* BEGIN INFORMATION SUPPLIED *
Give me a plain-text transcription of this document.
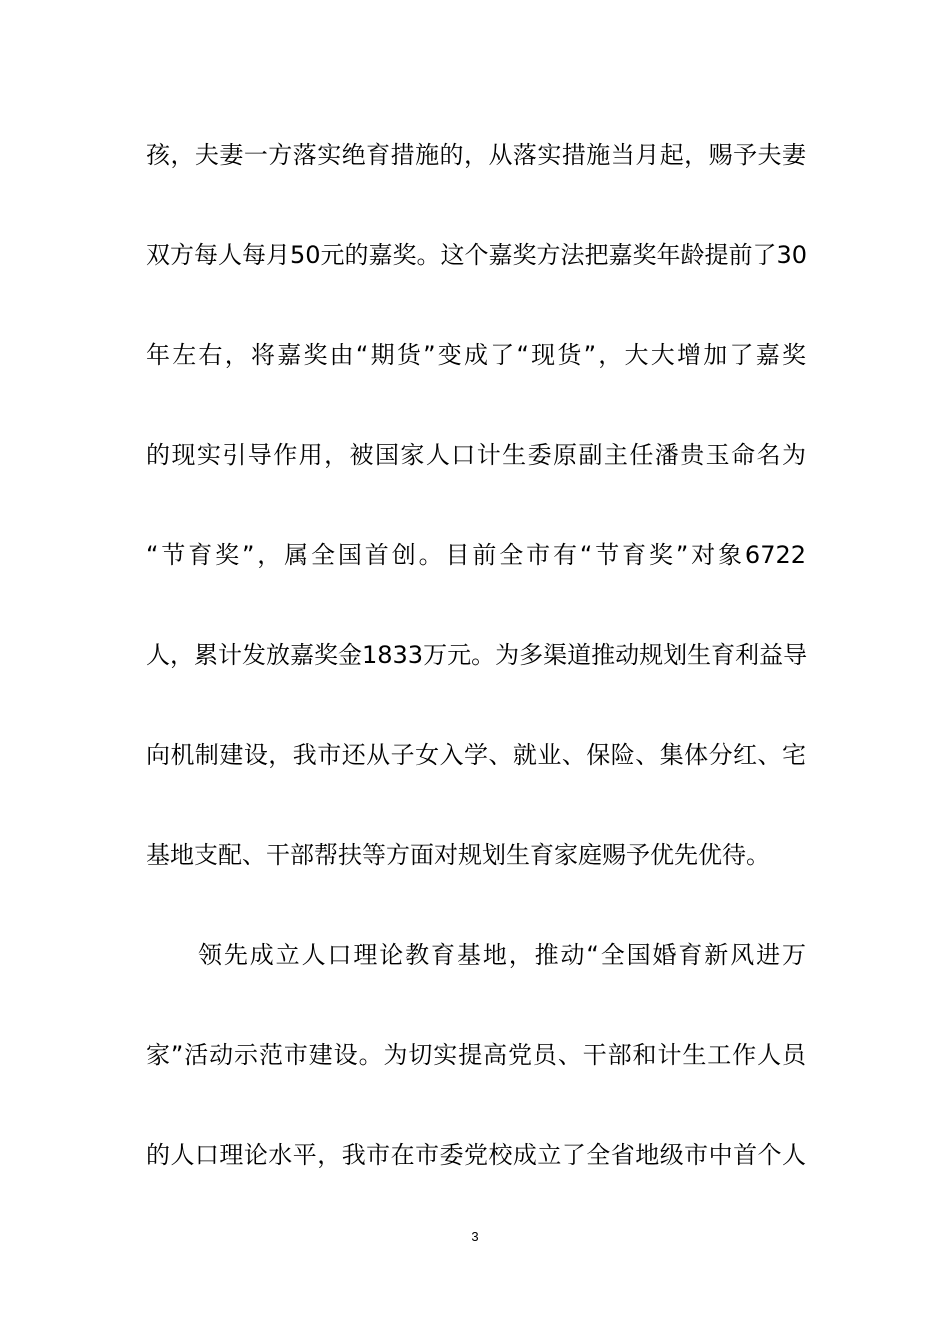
孩，夫妻一方落实绝育措施的，从落实措施当月起，赐予夫妻
双方每人每月50元的嘉奖。这个嘉奖方法把嘉奖年龄提前了30
年左右，将嘉奖由“期货”变成了“现货”，大大增加了嘉奖
的现实引导作用，被国家人口计生委原副主任潘贵玉命名为
“节育奖”，属全国首创。目前全市有“节育奖”对象6722
人，累计发放嘉奖金1833万元。为多渠道推动规划生育利益导
向机制建设，我市还从子女入学、就业、保险、集体分红、宅
基地支配、干部帮扶等方面对规划生育家庭赐予优先优待。
领先成立人口理论教育基地，推动“全国婚育新风进万
家”活动示范市建设。为切实提高党员、干部和计生工作人员
的人口理论水平，我市在市委党校成立了全省地级市中首个人
3
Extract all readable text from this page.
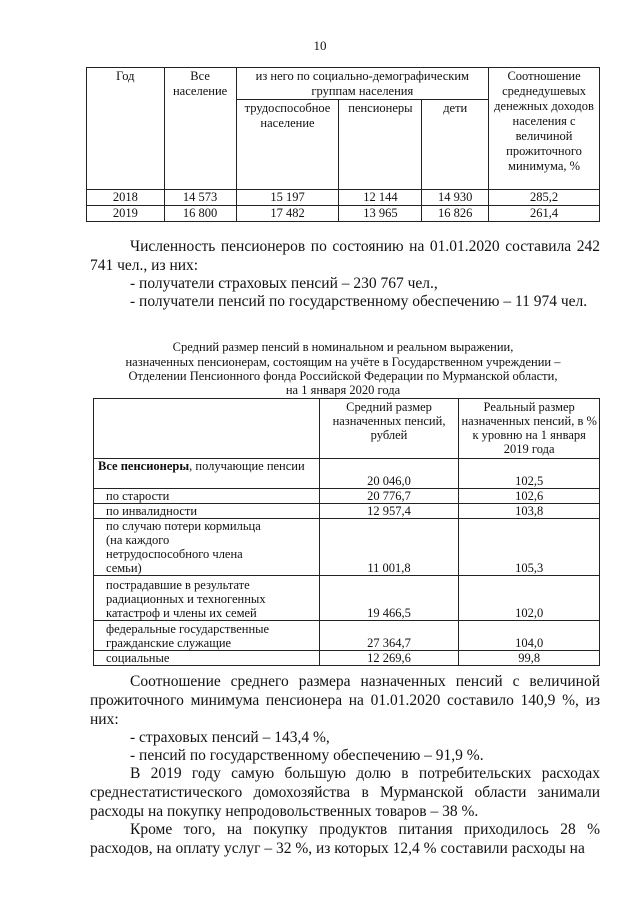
10
Год	Все население	из него по социально-демографическим группам населения			Соотношение среднедушевых денежных доходов населения с величиной прожиточного минимума, %
		трудоспособное население	пенсионеры	дети	
2018	14 573	15 197	12 144	14 930	285,2
2019	16 800	17 482	13 965	16 826	261,4
Численность пенсионеров по состоянию на 01.01.2020 составила 242 741 чел., из них:
- получатели страховых пенсий – 230 767 чел.,
- получатели пенсий по государственному обеспечению – 11 974 чел.
Средний размер пенсий в номинальном и реальном выражении,
назначенных пенсионерам, состоящим на учёте в Государственном учреждении –
Отделении Пенсионного фонда Российской Федерации по Мурманской области,
на 1 января 2020 года
	Средний размер назначенных пенсий, рублей	Реальный размер назначенных пенсий, в % к уровню на 1 января 2019 года
Все пенсионеры, получающие пенсии	20 046,0	102,5
по старости	20 776,7	102,6
по инвалидности	12 957,4	103,8
по случаю потери кормильца (на каждого нетрудоспособного члена семьи)	11 001,8	105,3
пострадавшие в результате радиационных и техногенных катастроф и члены их семей	19 466,5	102,0
федеральные государственные гражданские служащие	27 364,7	104,0
социальные	12 269,6	99,8
Соотношение среднего размера назначенных пенсий с величиной прожиточного минимума пенсионера на 01.01.2020 составило 140,9 %, из них:
- страховых пенсий – 143,4 %,
- пенсий по государственному обеспечению – 91,9 %.
В 2019 году самую большую долю в потребительских расходах среднестатистического домохозяйства в Мурманской области занимали расходы на покупку непродовольственных товаров – 38 %.
Кроме того, на покупку продуктов питания приходилось 28 % расходов, на оплату услуг – 32 %, из которых 12,4 % составили расходы на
* END INFORMATION SUPPLIED *
#### TASK INSTRUCTIONS:
Make an exact copy of the records above, with the pictures left out.

#### RESULT BELOW:
Give me a plain-text transcription of this document.
孩，夫妻一方落实绝育措施的，从落实措施当月起，赐予夫妻
双方每人每月50元的嘉奖。这个嘉奖方法把嘉奖年龄提前了30
年左右，将嘉奖由“期货”变成了“现货”，大大增加了嘉奖
的现实引导作用，被国家人口计生委原副主任潘贵玉命名为
“节育奖”，属全国首创。目前全市有“节育奖”对象6722
人，累计发放嘉奖金1833万元。为多渠道推动规划生育利益导
向机制建设，我市还从子女入学、就业、保险、集体分红、宅
基地支配、干部帮扶等方面对规划生育家庭赐予优先优待。
领先成立人口理论教育基地，推动“全国婚育新风进万
家”活动示范市建设。为切实提高党员、干部和计生工作人员
的人口理论水平，我市在市委党校成立了全省地级市中首个人
3
Extract all readable text from this page.
10
Год	Все население	из него по социально-демографическим группам населения			Соотношение среднедушевых денежных доходов населения с величиной прожиточного минимума, %
		трудоспособное население	пенсионеры	дети	
2018	14 573	15 197	12 144	14 930	285,2
2019	16 800	17 482	13 965	16 826	261,4
Численность пенсионеров по состоянию на 01.01.2020 составила 242 741 чел., из них:
- получатели страховых пенсий – 230 767 чел.,
- получатели пенсий по государственному обеспечению – 11 974 чел.
Средний размер пенсий в номинальном и реальном выражении,
назначенных пенсионерам, состоящим на учёте в Государственном учреждении –
Отделении Пенсионного фонда Российской Федерации по Мурманской области,
на 1 января 2020 года
	Средний размер назначенных пенсий, рублей	Реальный размер назначенных пенсий, в % к уровню на 1 января 2019 года
Все пенсионеры, получающие пенсии	20 046,0	102,5
по старости	20 776,7	102,6
по инвалидности	12 957,4	103,8
по случаю потери кормильца (на каждого нетрудоспособного члена семьи)	11 001,8	105,3
пострадавшие в результате радиационных и техногенных катастроф и члены их семей	19 466,5	102,0
федеральные государственные гражданские служащие	27 364,7	104,0
социальные	12 269,6	99,8
Соотношение среднего размера назначенных пенсий с величиной прожиточного минимума пенсионера на 01.01.2020 составило 140,9 %, из них:
- страховых пенсий – 143,4 %,
- пенсий по государственному обеспечению – 91,9 %.
В 2019 году самую большую долю в потребительских расходах среднестатистического домохозяйства в Мурманской области занимали расходы на покупку непродовольственных товаров – 38 %.
Кроме того, на покупку продуктов питания приходилось 28 % расходов, на оплату услуг – 32 %, из которых 12,4 % составили расходы на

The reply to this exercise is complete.